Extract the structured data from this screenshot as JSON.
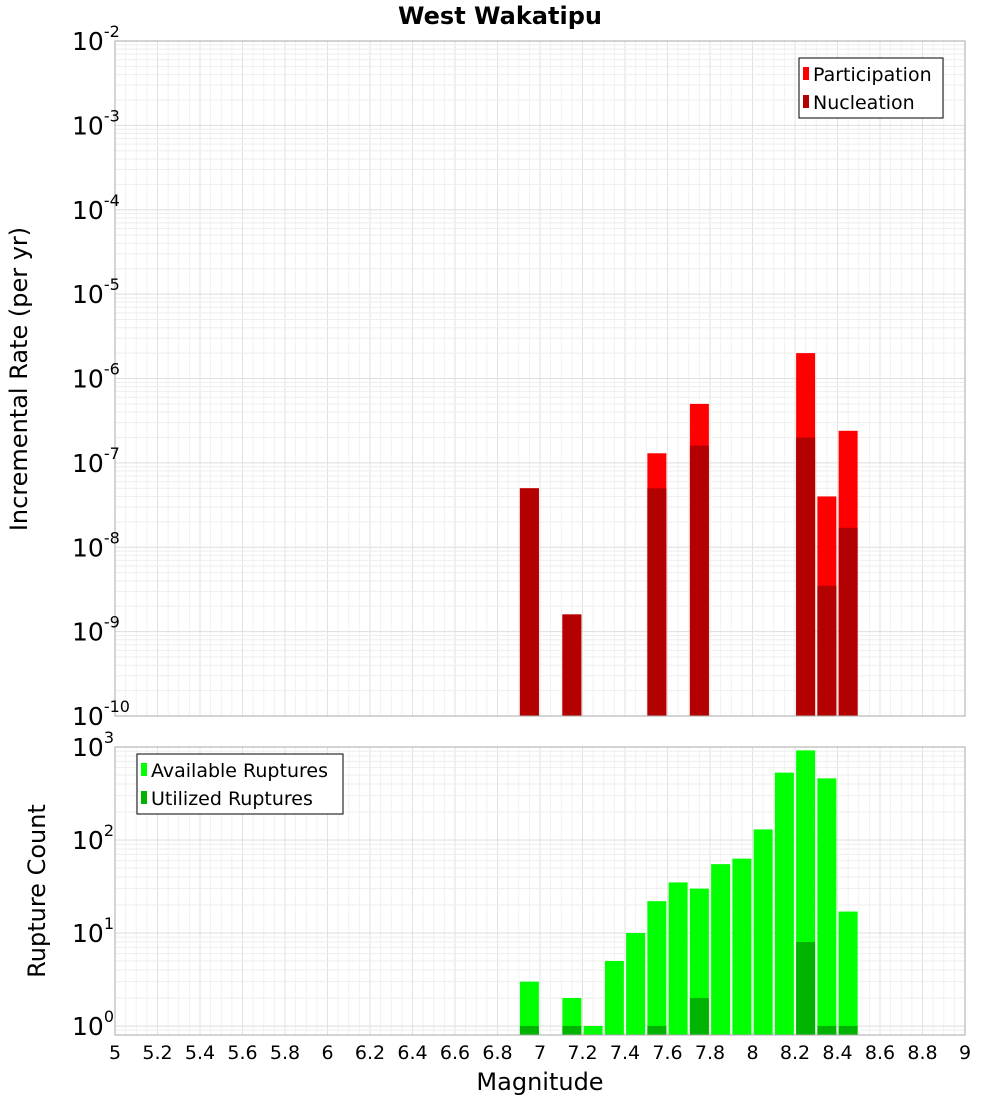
{
  "chart_data": [
    {
      "type": "bar",
      "title": "West Wakatipu",
      "xlabel": "",
      "ylabel": "Incremental Rate (per yr)",
      "yscale": "log",
      "ylim": [
        1e-10,
        0.01
      ],
      "xlim": [
        5,
        9
      ],
      "grid": true,
      "legend_placement": "top-right",
      "series": [
        {
          "name": "Participation",
          "color": "#ff0000",
          "points": [
            {
              "x": 6.95,
              "y": 5e-08
            },
            {
              "x": 7.15,
              "y": 1.6e-09
            },
            {
              "x": 7.55,
              "y": 1.3e-07
            },
            {
              "x": 7.75,
              "y": 5e-07
            },
            {
              "x": 8.25,
              "y": 2e-06
            },
            {
              "x": 8.35,
              "y": 4e-08
            },
            {
              "x": 8.45,
              "y": 2.4e-07
            }
          ]
        },
        {
          "name": "Nucleation",
          "color": "#b30000",
          "points": [
            {
              "x": 6.95,
              "y": 5e-08
            },
            {
              "x": 7.15,
              "y": 1.6e-09
            },
            {
              "x": 7.55,
              "y": 5e-08
            },
            {
              "x": 7.75,
              "y": 1.6e-07
            },
            {
              "x": 8.25,
              "y": 2e-07
            },
            {
              "x": 8.35,
              "y": 3.5e-09
            },
            {
              "x": 8.45,
              "y": 1.7e-08
            }
          ]
        }
      ]
    },
    {
      "type": "bar",
      "xlabel": "Magnitude",
      "ylabel": "Rupture Count",
      "yscale": "log",
      "ylim": [
        0.8,
        1000
      ],
      "xlim": [
        5,
        9
      ],
      "grid": true,
      "legend_placement": "top-left",
      "series": [
        {
          "name": "Available Ruptures",
          "color": "#00ff00",
          "points": [
            {
              "x": 6.95,
              "y": 3
            },
            {
              "x": 7.15,
              "y": 2
            },
            {
              "x": 7.25,
              "y": 1
            },
            {
              "x": 7.35,
              "y": 5
            },
            {
              "x": 7.45,
              "y": 10
            },
            {
              "x": 7.55,
              "y": 22
            },
            {
              "x": 7.65,
              "y": 35
            },
            {
              "x": 7.75,
              "y": 30
            },
            {
              "x": 7.85,
              "y": 55
            },
            {
              "x": 7.95,
              "y": 63
            },
            {
              "x": 8.05,
              "y": 130
            },
            {
              "x": 8.15,
              "y": 530
            },
            {
              "x": 8.25,
              "y": 920
            },
            {
              "x": 8.35,
              "y": 460
            },
            {
              "x": 8.45,
              "y": 17
            }
          ]
        },
        {
          "name": "Utilized Ruptures",
          "color": "#00b300",
          "points": [
            {
              "x": 6.95,
              "y": 1
            },
            {
              "x": 7.15,
              "y": 1
            },
            {
              "x": 7.55,
              "y": 1
            },
            {
              "x": 7.75,
              "y": 2
            },
            {
              "x": 8.25,
              "y": 8
            },
            {
              "x": 8.35,
              "y": 1
            },
            {
              "x": 8.45,
              "y": 1
            }
          ]
        }
      ]
    }
  ],
  "x_ticks": [
    "5",
    "5.2",
    "5.4",
    "5.6",
    "5.8",
    "6",
    "6.2",
    "6.4",
    "6.6",
    "6.8",
    "7",
    "7.2",
    "7.4",
    "7.6",
    "7.8",
    "8",
    "8.2",
    "8.4",
    "8.6",
    "8.8",
    "9"
  ],
  "top_y_ticks": [
    {
      "base": "10",
      "exp": "-2"
    },
    {
      "base": "10",
      "exp": "-3"
    },
    {
      "base": "10",
      "exp": "-4"
    },
    {
      "base": "10",
      "exp": "-5"
    },
    {
      "base": "10",
      "exp": "-6"
    },
    {
      "base": "10",
      "exp": "-7"
    },
    {
      "base": "10",
      "exp": "-8"
    },
    {
      "base": "10",
      "exp": "-9"
    },
    {
      "base": "10",
      "exp": "-10"
    }
  ],
  "bottom_y_ticks": [
    {
      "base": "10",
      "exp": "3"
    },
    {
      "base": "10",
      "exp": "2"
    },
    {
      "base": "10",
      "exp": "1"
    },
    {
      "base": "10",
      "exp": "0"
    }
  ]
}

→ PROBLEM REQUIREMENTS
The records above are to be quoted exactly, with all pictures left out.

→ SOLUTION TO THIS PROBLEM
Extract the structured data from this screenshot as JSON.
{
  "chart_data": [
    {
      "type": "bar",
      "title": "West Wakatipu",
      "xlabel": "",
      "ylabel": "Incremental Rate (per yr)",
      "yscale": "log",
      "ylim": [
        1e-10,
        0.01
      ],
      "xlim": [
        5,
        9
      ],
      "grid": true,
      "legend_placement": "top-right",
      "series": [
        {
          "name": "Participation",
          "color": "#ff0000",
          "points": [
            {
              "x": 6.95,
              "y": 5e-08
            },
            {
              "x": 7.15,
              "y": 1.6e-09
            },
            {
              "x": 7.55,
              "y": 1.3e-07
            },
            {
              "x": 7.75,
              "y": 5e-07
            },
            {
              "x": 8.25,
              "y": 2e-06
            },
            {
              "x": 8.35,
              "y": 4e-08
            },
            {
              "x": 8.45,
              "y": 2.4e-07
            }
          ]
        },
        {
          "name": "Nucleation",
          "color": "#b30000",
          "points": [
            {
              "x": 6.95,
              "y": 5e-08
            },
            {
              "x": 7.15,
              "y": 1.6e-09
            },
            {
              "x": 7.55,
              "y": 5e-08
            },
            {
              "x": 7.75,
              "y": 1.6e-07
            },
            {
              "x": 8.25,
              "y": 2e-07
            },
            {
              "x": 8.35,
              "y": 3.5e-09
            },
            {
              "x": 8.45,
              "y": 1.7e-08
            }
          ]
        }
      ]
    },
    {
      "type": "bar",
      "xlabel": "Magnitude",
      "ylabel": "Rupture Count",
      "yscale": "log",
      "ylim": [
        0.8,
        1000
      ],
      "xlim": [
        5,
        9
      ],
      "grid": true,
      "legend_placement": "top-left",
      "series": [
        {
          "name": "Available Ruptures",
          "color": "#00ff00",
          "points": [
            {
              "x": 6.95,
              "y": 3
            },
            {
              "x": 7.15,
              "y": 2
            },
            {
              "x": 7.25,
              "y": 1
            },
            {
              "x": 7.35,
              "y": 5
            },
            {
              "x": 7.45,
              "y": 10
            },
            {
              "x": 7.55,
              "y": 22
            },
            {
              "x": 7.65,
              "y": 35
            },
            {
              "x": 7.75,
              "y": 30
            },
            {
              "x": 7.85,
              "y": 55
            },
            {
              "x": 7.95,
              "y": 63
            },
            {
              "x": 8.05,
              "y": 130
            },
            {
              "x": 8.15,
              "y": 530
            },
            {
              "x": 8.25,
              "y": 920
            },
            {
              "x": 8.35,
              "y": 460
            },
            {
              "x": 8.45,
              "y": 17
            }
          ]
        },
        {
          "name": "Utilized Ruptures",
          "color": "#00b300",
          "points": [
            {
              "x": 6.95,
              "y": 1
            },
            {
              "x": 7.15,
              "y": 1
            },
            {
              "x": 7.55,
              "y": 1
            },
            {
              "x": 7.75,
              "y": 2
            },
            {
              "x": 8.25,
              "y": 8
            },
            {
              "x": 8.35,
              "y": 1
            },
            {
              "x": 8.45,
              "y": 1
            }
          ]
        }
      ]
    }
  ],
  "x_ticks": [
    "5",
    "5.2",
    "5.4",
    "5.6",
    "5.8",
    "6",
    "6.2",
    "6.4",
    "6.6",
    "6.8",
    "7",
    "7.2",
    "7.4",
    "7.6",
    "7.8",
    "8",
    "8.2",
    "8.4",
    "8.6",
    "8.8",
    "9"
  ],
  "top_y_ticks": [
    {
      "base": "10",
      "exp": "-2"
    },
    {
      "base": "10",
      "exp": "-3"
    },
    {
      "base": "10",
      "exp": "-4"
    },
    {
      "base": "10",
      "exp": "-5"
    },
    {
      "base": "10",
      "exp": "-6"
    },
    {
      "base": "10",
      "exp": "-7"
    },
    {
      "base": "10",
      "exp": "-8"
    },
    {
      "base": "10",
      "exp": "-9"
    },
    {
      "base": "10",
      "exp": "-10"
    }
  ],
  "bottom_y_ticks": [
    {
      "base": "10",
      "exp": "3"
    },
    {
      "base": "10",
      "exp": "2"
    },
    {
      "base": "10",
      "exp": "1"
    },
    {
      "base": "10",
      "exp": "0"
    }
  ]
}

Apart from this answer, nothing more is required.